Filter the data below for the string "lines" and copy each matching line.

### Information shown:

·····

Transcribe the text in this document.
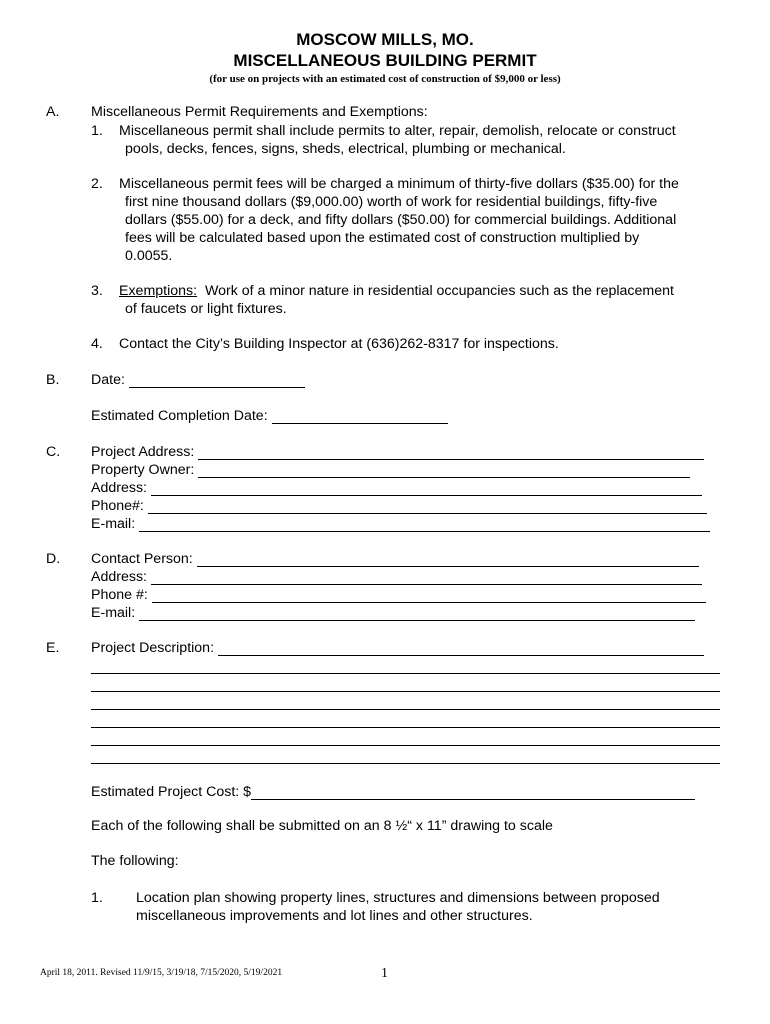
MOSCOW MILLS, MO.
MISCELLANEOUS BUILDING PERMIT
(for use on projects with an estimated cost of construction of $9,000 or less)
A. Miscellaneous Permit Requirements and Exemptions:
1. Miscellaneous permit shall include permits to alter, repair, demolish, relocate or construct
pools, decks, fences, signs, sheds, electrical, plumbing or mechanical.
2. Miscellaneous permit fees will be charged a minimum of thirty-five dollars ($35.00) for the
first nine thousand dollars ($9,000.00) worth of work for residential buildings, fifty-five
dollars ($55.00) for a deck, and fifty dollars ($50.00) for commercial buildings. Additional
fees will be calculated based upon the estimated cost of construction multiplied by
0.0055.
3. Exemptions: Work of a minor nature in residential occupancies such as the replacement
of faucets or light fixtures.
4. Contact the City’s Building Inspector at (636)262-8317 for inspections.
B. Date:
Estimated Completion Date:
C. Project Address:
Property Owner:
Address:
Phone#:
E-mail:
D. Contact Person:
Address:
Phone #:
E-mail:
E. Project Description:
Estimated Project Cost: $
Each of the following shall be submitted on an 8 ½“ x 11” drawing to scale
The following:
1. Location plan showing property lines, structures and dimensions between proposed
miscellaneous improvements and lot lines and other structures.
April 18, 2011. Revised 11/9/15, 3/19/18, 7/15/2020, 5/19/2021	1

·····

### The result:
1. Location plan showing property lines, structures and dimensions between proposed
miscellaneous improvements and lot lines and other structures.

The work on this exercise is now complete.